[Begin Task inputs]

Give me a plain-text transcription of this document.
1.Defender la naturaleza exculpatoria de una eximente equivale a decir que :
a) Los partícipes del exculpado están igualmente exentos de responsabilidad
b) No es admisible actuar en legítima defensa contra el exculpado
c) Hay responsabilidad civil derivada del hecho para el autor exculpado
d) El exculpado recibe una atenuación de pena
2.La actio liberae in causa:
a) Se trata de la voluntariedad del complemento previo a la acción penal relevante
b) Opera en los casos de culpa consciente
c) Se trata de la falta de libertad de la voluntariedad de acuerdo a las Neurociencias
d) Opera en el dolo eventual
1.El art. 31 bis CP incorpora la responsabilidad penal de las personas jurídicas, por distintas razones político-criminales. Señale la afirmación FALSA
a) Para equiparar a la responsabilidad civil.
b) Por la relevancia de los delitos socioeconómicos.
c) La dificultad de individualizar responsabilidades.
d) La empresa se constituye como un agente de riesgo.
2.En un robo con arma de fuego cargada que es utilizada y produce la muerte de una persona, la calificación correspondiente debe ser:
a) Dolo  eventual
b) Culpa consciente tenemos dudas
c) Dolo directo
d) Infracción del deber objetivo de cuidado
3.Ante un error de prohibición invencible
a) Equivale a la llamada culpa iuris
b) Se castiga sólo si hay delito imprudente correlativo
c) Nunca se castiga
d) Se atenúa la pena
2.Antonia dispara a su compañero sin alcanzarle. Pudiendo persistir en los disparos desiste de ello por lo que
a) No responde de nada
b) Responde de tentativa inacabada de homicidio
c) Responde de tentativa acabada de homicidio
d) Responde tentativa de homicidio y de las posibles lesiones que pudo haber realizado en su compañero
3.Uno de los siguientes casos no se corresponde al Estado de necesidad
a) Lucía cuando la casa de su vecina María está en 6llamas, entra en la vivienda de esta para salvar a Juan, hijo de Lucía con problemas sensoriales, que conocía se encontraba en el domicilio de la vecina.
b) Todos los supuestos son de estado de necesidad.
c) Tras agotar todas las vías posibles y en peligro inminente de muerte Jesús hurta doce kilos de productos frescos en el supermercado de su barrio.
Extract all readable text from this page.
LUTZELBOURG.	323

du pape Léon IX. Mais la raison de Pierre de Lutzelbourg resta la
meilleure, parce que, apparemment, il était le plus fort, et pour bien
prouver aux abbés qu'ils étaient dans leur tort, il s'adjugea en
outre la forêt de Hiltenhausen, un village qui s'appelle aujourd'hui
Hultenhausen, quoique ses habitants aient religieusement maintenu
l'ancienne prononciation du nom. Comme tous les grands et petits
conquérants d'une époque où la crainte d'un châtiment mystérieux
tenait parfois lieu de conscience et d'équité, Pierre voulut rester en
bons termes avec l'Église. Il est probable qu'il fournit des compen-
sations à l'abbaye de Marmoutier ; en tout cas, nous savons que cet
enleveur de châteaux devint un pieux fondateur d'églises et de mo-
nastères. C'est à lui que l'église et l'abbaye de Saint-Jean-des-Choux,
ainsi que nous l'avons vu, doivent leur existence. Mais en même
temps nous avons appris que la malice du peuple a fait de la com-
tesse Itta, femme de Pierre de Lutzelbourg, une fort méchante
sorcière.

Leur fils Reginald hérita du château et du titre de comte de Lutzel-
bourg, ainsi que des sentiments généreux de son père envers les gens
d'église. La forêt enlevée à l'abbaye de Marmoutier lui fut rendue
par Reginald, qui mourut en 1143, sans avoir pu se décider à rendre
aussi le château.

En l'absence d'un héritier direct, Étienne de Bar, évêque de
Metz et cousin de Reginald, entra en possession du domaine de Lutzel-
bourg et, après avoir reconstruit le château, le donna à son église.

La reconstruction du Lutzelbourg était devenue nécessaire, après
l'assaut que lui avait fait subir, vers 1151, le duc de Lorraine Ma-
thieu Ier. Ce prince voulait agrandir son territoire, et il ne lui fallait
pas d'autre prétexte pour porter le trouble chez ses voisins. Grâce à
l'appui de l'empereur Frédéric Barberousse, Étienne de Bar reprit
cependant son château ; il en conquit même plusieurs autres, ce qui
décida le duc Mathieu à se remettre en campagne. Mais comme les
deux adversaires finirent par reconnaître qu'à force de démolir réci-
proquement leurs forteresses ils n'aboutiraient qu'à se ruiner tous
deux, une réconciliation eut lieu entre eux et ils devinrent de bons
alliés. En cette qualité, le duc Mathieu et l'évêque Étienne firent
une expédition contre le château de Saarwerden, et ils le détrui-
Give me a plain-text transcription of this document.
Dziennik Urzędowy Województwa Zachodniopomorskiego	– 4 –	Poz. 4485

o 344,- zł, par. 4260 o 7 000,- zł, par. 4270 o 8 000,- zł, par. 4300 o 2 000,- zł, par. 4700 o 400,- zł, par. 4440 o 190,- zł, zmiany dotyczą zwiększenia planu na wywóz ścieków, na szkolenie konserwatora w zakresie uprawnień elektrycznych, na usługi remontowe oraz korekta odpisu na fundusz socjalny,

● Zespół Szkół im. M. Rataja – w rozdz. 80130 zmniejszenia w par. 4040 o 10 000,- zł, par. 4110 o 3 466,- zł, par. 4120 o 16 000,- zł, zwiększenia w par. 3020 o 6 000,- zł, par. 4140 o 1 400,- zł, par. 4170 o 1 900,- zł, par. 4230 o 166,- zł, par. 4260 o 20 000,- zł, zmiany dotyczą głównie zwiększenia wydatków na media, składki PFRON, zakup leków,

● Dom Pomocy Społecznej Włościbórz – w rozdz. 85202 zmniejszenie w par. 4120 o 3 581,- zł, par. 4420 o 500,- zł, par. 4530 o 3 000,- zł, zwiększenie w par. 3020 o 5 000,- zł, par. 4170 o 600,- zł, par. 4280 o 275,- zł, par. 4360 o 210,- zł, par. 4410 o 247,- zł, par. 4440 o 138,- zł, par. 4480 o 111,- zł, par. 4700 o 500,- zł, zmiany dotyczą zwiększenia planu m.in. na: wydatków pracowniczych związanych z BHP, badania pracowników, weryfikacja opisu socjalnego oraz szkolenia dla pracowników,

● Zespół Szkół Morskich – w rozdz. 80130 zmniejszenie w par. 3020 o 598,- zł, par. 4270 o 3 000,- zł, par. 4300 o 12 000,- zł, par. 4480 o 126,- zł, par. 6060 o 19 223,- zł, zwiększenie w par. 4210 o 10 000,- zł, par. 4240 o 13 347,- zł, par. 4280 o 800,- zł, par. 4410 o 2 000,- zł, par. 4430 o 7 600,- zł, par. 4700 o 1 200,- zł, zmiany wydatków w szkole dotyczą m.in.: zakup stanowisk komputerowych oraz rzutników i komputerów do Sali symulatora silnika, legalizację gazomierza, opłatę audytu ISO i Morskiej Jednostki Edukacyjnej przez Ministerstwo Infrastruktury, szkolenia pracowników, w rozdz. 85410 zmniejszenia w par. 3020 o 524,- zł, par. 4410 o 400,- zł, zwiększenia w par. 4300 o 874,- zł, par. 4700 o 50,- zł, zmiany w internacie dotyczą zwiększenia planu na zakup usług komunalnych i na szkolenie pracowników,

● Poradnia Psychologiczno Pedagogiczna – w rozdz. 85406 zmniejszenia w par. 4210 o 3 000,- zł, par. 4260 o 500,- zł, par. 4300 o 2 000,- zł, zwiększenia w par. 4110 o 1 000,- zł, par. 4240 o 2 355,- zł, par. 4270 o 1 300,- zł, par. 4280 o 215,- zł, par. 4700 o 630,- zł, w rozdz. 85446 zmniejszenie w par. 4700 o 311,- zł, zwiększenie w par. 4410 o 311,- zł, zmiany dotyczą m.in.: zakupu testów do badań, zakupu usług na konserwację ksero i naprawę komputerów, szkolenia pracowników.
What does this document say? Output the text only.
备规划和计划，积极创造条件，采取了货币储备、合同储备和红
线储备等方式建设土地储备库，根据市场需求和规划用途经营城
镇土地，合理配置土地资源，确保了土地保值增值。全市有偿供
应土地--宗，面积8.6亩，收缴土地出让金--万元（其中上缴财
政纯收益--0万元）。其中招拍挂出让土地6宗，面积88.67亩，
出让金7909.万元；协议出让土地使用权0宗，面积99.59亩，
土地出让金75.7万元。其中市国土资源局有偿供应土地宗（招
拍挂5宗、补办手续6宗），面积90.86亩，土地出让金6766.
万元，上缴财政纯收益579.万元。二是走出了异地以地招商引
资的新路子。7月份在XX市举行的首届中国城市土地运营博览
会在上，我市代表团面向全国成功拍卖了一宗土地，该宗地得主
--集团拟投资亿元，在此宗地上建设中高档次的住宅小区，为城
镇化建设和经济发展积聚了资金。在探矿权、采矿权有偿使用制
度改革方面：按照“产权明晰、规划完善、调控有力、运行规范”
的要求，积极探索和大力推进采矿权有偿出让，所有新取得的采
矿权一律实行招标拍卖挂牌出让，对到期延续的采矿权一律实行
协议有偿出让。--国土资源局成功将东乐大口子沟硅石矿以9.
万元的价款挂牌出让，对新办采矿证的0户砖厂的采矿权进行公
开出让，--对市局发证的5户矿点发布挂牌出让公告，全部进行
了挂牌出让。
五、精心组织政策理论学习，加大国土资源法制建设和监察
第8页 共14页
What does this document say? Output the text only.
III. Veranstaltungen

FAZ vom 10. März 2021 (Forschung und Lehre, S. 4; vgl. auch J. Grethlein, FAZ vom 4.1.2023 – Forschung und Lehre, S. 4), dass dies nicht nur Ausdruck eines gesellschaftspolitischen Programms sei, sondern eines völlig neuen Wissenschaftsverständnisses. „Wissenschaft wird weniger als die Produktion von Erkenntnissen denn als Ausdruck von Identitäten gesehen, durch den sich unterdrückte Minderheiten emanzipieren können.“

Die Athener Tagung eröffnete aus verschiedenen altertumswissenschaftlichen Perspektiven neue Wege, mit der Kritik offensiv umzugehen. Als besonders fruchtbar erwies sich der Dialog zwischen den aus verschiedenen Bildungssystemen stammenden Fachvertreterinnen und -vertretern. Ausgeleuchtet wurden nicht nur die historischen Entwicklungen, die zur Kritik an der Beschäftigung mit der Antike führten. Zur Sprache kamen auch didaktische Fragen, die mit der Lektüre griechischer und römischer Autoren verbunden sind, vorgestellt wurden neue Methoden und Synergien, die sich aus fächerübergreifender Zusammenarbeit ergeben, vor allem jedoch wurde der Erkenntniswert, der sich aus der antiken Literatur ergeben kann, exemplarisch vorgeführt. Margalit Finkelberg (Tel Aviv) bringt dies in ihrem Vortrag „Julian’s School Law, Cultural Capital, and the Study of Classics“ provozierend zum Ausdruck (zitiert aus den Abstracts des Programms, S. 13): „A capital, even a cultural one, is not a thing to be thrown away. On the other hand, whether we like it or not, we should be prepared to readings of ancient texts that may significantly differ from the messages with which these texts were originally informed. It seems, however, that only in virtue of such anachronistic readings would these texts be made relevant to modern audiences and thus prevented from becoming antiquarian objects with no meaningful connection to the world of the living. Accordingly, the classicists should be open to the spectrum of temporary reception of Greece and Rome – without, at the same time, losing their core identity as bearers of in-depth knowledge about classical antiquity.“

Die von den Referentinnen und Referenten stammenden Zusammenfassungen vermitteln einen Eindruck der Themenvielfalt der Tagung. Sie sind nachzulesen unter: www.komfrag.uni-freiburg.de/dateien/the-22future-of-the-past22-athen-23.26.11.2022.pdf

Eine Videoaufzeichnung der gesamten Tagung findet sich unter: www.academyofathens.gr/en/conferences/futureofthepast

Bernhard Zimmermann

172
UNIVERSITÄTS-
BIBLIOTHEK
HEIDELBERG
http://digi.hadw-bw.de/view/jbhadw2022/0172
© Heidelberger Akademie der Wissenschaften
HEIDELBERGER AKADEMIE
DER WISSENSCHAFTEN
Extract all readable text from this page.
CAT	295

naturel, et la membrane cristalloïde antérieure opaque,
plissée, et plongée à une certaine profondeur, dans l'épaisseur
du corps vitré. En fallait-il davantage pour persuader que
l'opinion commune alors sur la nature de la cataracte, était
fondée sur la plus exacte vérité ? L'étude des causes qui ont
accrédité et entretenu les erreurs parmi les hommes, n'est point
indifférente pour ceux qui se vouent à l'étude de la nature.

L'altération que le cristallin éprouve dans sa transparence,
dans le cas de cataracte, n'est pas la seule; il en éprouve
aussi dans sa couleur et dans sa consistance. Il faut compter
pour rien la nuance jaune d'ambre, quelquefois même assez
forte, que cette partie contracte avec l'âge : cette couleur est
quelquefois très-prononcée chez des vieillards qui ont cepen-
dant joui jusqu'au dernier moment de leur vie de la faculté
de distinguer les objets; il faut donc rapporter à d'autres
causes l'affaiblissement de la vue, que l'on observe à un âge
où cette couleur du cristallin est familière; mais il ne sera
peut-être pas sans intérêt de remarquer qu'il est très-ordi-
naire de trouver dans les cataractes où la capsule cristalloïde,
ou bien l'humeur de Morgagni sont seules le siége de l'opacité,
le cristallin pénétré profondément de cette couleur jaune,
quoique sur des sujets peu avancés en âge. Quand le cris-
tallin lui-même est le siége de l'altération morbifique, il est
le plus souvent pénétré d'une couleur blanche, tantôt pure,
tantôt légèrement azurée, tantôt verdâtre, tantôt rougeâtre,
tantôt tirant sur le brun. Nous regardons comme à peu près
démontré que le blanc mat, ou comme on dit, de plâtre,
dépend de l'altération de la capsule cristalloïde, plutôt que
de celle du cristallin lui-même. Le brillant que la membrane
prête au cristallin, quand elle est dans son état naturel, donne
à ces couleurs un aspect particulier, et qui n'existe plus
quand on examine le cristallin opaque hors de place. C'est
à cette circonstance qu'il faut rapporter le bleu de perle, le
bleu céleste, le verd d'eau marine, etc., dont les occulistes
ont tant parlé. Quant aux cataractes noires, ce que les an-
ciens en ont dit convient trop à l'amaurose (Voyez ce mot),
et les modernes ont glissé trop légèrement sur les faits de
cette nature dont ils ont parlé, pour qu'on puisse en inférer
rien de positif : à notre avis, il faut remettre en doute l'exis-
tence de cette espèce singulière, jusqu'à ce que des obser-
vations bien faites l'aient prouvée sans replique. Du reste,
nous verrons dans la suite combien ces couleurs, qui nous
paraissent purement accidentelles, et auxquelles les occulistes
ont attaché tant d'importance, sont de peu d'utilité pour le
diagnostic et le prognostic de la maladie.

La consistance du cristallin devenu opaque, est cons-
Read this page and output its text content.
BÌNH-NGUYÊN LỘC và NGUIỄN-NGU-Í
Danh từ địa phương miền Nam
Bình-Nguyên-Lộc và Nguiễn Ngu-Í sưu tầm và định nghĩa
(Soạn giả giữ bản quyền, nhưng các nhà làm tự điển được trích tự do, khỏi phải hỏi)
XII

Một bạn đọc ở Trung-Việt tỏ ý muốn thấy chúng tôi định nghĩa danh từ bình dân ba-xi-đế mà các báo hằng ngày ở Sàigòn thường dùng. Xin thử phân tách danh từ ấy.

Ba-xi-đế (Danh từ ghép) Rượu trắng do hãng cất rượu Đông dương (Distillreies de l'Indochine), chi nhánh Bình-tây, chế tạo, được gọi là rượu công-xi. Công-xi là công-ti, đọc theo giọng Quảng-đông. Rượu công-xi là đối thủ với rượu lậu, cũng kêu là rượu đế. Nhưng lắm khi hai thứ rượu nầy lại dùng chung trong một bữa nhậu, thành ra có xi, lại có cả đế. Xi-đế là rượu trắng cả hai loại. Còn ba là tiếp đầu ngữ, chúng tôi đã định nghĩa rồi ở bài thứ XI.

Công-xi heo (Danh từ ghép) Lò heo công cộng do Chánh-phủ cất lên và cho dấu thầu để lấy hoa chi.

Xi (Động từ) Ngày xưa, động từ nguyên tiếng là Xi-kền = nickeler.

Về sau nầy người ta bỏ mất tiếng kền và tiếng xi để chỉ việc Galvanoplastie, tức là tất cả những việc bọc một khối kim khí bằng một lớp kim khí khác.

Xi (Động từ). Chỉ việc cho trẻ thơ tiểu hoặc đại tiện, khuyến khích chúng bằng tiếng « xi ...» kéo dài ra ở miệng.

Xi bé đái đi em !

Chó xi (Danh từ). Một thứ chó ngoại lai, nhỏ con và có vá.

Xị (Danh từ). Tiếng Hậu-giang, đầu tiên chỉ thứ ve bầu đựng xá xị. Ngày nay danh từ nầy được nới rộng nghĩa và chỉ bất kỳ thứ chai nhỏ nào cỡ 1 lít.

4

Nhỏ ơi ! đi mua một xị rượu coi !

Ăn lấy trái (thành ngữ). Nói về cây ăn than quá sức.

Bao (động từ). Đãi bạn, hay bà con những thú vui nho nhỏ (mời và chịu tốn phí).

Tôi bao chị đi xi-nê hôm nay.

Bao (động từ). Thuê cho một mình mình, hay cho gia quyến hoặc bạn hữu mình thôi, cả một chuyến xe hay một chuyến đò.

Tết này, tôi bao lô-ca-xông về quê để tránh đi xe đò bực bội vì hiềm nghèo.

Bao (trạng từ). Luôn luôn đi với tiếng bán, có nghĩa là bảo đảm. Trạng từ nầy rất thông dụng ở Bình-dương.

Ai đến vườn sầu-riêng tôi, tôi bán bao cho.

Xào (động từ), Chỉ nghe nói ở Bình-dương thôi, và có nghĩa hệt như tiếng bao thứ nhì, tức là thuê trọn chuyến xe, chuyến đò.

[End Task inputs]

Identify and extract each line of the listing that contains "tous".

- _Completed exercise_:
l'ancienne prononciation du nom. Comme tous les grands et petits
proquement leurs forteresses ils n'aboutiraient qu'à se ruiner tous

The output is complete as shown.